**CHALLENGES**
A. Do these statements agree with the Steamboy review? (i) Ray gets the steamball from his grandfather. (ii) The reviewer liked Steamboy more than Otomo's work on Memories. (iii) The reviewer judges the film's animation to be weak. For each, answer yes or no and quote the words of the review that decide it.
B. In the Steamboy review, what is the name of the spoiled little rich girl?

I have to say that I enjoyed Otomo’s directorial contribution to the film Memories more than I did Steamboy. Both share the same kind of heavily industrial world of the past, cast in sepia-like tones reflecting an atmosphere of gloom. That was more than okay for Memories’ “Cannon Fodder,” but the world of Steamboy eventually grew tiresome to me. The animation of this film is excellent, but it consisted of far too many scenes of exploding machinery, to the detriment of character development and storyline. Frankly, I just didn’t care about this plot all that much.
You’ve got a young, inventive boy who finds himself in the middle of a conflict over the nature of science. It’s an argument that will erupt in loud, frightening chaos over the city of London. The boy’s name is Ray Steam, and steam is definitely the key word in all of this. Ray receives a parcel from his grandfather containing an ultra-powerful “steamball,” and almost at once he’s forced to honor his grandfather’s request to keep it out of the hands of “the Foundation.” His father, however, or at least a somewhat mechanized version of him, happens to be in cahoots with the Foundation, and he begins to win his son over to his own version of science. He has used the vast power of steam to take his own father’s vision of a Steam Castle and turn it into a well-armed weapon, complete with steam-powered flyers, subs, and mechanized fighters. The grandfather shows up to try and sabotage his evil son’s efforts, and he confronts Ray with his own peaceful vision of science. Fortunately for the audience, there’s a spoiled little rich girl (by the name of Scarlett O’Hara - I kid you not) to add some life to all this philosophizing and artificiality. The whole thing soon breaks down into a not-so-small war over London. If you like explosions and scenes of utter destruction in your anime, you’ll definitely want to check out Steamboy. That’s about all you’ll find in the second half of the film.
To me, Steamboy is a case of style over substance. None of the characters are as fully developed as I would have liked, and the whole story never manages to take on very much depth. Motion pictures, even anime, cannot live on cinematography alone if they want to be truly successful. With its underdeveloped storyline, Steamboy just didn’t prove satisfying to me.
For many people, anime means bright colours, watery eyes and big-breasted women.
But it can also mean some gloriously complex, maturely-scripted creations, which just happen to be animated. Two good examples are the steampunk epic “Steamboy,” and the three short movies that make up “Memories.” They’re exquisitely detailed, darkly amusing, and definitely worth seeing.

**EXTRACTED DATA**
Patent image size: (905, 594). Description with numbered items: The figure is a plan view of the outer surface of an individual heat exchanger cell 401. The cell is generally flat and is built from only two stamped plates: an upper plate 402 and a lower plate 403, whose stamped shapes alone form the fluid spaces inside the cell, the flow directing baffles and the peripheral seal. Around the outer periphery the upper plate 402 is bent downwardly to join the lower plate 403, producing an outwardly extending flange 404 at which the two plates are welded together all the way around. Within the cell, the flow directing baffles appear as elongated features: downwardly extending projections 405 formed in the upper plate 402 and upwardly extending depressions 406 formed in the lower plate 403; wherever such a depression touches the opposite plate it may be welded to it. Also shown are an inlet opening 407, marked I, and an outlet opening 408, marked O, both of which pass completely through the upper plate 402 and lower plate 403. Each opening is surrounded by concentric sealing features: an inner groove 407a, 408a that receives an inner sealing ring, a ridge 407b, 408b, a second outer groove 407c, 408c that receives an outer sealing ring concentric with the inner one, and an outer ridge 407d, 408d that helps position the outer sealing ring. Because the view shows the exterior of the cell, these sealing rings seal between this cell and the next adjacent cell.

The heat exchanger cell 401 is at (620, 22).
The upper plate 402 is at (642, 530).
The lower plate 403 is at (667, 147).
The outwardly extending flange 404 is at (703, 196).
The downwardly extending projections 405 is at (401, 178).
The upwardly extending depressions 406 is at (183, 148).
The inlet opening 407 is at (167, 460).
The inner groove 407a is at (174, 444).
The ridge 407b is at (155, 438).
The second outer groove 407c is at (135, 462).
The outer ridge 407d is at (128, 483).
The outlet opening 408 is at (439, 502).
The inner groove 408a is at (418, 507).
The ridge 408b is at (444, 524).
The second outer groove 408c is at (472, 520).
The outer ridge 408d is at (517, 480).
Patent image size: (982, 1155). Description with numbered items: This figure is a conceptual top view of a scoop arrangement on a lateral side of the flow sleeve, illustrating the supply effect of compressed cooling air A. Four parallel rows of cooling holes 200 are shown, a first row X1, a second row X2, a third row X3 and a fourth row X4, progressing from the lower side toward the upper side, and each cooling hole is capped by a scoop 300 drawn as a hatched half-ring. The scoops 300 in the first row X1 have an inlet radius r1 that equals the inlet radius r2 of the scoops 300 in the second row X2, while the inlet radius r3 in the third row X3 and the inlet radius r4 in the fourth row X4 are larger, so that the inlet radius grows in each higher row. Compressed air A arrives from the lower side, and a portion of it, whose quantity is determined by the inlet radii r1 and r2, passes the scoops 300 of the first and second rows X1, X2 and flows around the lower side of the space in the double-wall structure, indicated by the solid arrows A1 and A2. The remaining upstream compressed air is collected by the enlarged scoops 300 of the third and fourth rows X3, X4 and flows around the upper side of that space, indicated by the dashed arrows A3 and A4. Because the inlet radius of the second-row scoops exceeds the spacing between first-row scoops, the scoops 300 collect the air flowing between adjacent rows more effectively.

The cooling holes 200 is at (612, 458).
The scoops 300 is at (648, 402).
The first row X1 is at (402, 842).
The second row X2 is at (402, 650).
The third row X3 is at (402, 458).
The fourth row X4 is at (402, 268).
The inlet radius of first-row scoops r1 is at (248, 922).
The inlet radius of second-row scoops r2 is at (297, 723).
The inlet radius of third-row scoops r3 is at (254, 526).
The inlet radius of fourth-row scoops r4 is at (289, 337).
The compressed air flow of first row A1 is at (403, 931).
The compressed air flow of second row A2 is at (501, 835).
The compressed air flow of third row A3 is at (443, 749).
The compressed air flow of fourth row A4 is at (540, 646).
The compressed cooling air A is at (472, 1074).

**RESULTS BY TASK**
A.
(i) Yes: "Ray receives a parcel from his grandfather containing an ultra-powerful “steamball,”"
(ii) No: "I enjoyed Otomo’s directorial contribution to the film Memories more than I did Steamboy."
(iii) No: "The animation of this film is excellent"

B. Scarlett O’Hara